EXTRACTED RECORDS:
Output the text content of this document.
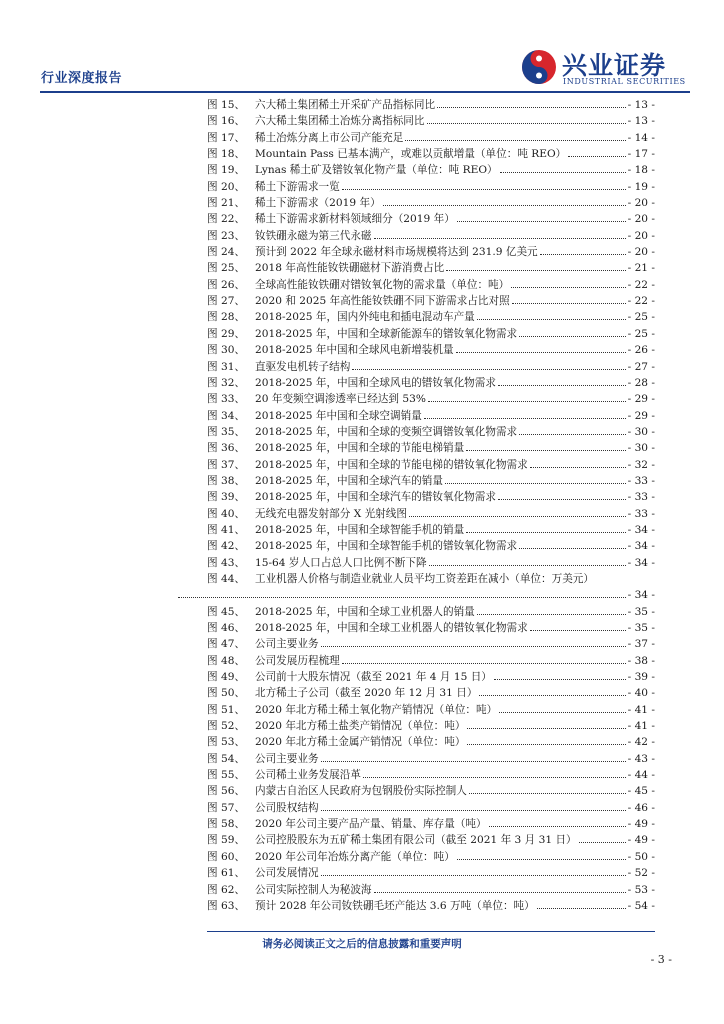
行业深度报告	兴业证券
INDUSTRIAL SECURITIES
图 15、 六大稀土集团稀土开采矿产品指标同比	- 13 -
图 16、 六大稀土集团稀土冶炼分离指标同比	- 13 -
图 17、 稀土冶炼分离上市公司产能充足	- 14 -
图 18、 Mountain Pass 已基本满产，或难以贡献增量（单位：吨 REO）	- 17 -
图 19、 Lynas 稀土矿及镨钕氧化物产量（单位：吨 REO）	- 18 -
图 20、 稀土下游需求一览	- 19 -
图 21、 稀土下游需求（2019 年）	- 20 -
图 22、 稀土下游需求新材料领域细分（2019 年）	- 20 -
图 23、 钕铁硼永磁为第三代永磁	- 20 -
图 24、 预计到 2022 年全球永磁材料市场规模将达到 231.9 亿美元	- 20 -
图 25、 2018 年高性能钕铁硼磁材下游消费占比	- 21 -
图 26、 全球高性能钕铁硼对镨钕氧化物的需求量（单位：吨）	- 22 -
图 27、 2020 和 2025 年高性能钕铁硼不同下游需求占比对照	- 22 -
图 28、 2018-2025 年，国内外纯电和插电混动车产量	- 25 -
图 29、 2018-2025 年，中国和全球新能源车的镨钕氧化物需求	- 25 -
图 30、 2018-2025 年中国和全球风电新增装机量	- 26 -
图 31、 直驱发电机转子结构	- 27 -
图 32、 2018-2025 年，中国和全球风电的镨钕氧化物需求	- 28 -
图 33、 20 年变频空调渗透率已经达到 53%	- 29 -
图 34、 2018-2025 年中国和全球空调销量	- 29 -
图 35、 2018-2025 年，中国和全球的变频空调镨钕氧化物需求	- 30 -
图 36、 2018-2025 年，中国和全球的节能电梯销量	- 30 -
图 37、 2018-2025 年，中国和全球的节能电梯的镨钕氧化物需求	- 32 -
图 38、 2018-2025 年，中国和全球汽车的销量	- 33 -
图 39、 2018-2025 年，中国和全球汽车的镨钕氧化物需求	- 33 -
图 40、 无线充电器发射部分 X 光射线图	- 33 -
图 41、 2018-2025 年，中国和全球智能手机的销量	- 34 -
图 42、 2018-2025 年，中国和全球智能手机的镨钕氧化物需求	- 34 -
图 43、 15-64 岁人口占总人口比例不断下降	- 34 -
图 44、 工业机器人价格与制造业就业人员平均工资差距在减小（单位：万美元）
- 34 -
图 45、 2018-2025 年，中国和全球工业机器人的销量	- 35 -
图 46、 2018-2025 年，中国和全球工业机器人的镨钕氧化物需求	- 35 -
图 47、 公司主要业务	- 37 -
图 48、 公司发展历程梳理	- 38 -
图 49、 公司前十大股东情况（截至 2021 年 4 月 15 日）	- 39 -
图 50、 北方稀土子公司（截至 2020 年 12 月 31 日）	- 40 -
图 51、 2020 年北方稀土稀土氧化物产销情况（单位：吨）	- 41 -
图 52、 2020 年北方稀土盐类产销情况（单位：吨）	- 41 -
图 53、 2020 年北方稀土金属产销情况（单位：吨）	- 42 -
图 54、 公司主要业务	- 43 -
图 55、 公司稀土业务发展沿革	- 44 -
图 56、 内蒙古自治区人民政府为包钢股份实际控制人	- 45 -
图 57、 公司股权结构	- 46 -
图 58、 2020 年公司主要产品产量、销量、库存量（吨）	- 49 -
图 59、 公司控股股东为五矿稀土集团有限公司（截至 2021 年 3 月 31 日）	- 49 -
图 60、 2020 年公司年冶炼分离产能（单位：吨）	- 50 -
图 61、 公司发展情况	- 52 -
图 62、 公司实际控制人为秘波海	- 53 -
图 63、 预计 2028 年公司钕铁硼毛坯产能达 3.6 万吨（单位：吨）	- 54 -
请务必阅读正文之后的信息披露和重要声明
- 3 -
...
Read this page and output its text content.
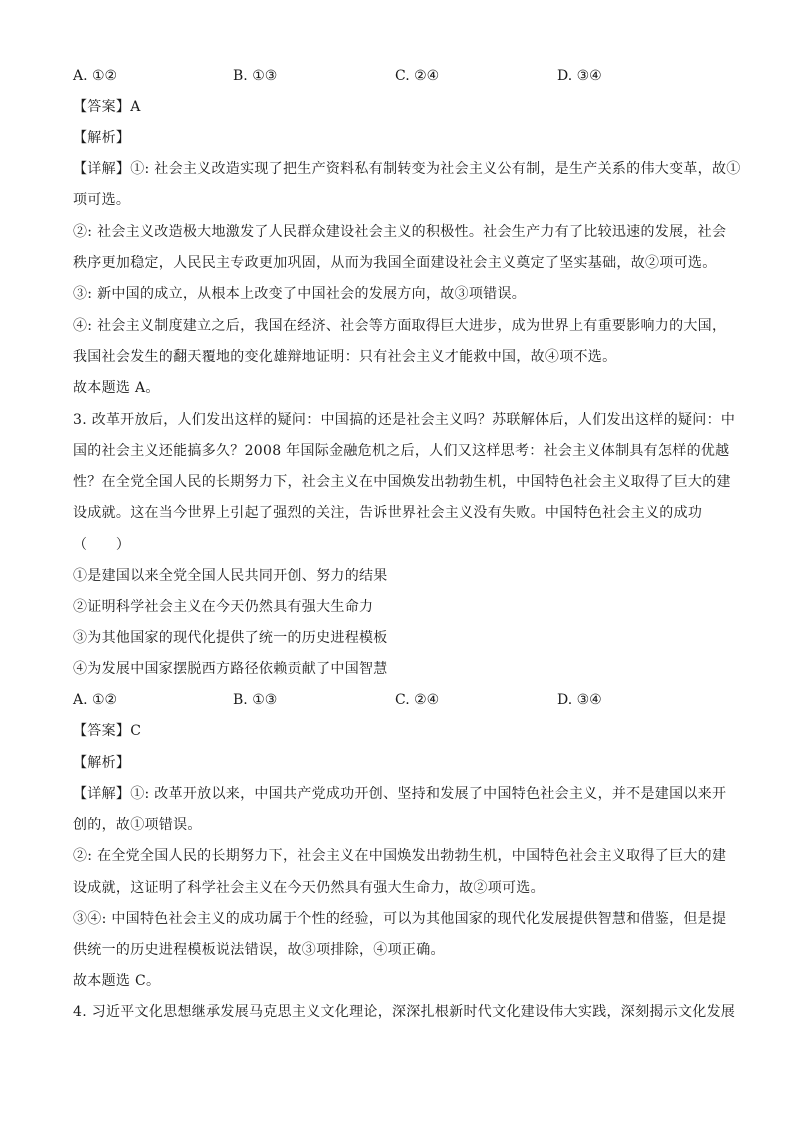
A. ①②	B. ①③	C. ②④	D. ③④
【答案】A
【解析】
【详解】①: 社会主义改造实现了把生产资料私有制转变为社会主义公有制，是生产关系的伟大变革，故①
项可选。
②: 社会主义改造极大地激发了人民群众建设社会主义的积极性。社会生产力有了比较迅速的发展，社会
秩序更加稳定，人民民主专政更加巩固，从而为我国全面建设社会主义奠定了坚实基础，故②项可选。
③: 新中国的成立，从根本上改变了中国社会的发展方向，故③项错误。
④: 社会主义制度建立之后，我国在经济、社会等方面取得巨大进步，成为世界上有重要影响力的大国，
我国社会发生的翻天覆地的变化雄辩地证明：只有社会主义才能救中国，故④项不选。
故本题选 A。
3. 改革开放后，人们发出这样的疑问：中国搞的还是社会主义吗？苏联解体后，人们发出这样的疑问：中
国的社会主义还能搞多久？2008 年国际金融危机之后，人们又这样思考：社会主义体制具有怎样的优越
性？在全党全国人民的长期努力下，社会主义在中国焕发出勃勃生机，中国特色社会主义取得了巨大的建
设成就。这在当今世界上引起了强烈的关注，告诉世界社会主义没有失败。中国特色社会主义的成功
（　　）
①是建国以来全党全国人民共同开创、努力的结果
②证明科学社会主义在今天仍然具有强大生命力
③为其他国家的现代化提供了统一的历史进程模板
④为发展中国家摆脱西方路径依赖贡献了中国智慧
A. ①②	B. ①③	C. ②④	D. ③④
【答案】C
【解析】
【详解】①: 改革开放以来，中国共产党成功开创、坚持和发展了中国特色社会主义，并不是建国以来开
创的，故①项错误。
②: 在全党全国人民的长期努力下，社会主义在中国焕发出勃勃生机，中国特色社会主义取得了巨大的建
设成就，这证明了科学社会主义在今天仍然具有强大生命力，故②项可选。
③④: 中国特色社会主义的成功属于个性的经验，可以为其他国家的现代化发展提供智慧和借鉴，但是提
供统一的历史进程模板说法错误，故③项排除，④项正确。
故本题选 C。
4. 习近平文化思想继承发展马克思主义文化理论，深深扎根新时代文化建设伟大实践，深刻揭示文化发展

WRITTEN INSTRUCTION:
Identify all lines in the records above with the word "在全党全国人民的长期努力下".

CORRECT ANSWER:
性？在全党全国人民的长期努力下，社会主义在中国焕发出勃勃生机，中国特色社会主义取得了巨大的建
②: 在全党全国人民的长期努力下，社会主义在中国焕发出勃勃生机，中国特色社会主义取得了巨大的建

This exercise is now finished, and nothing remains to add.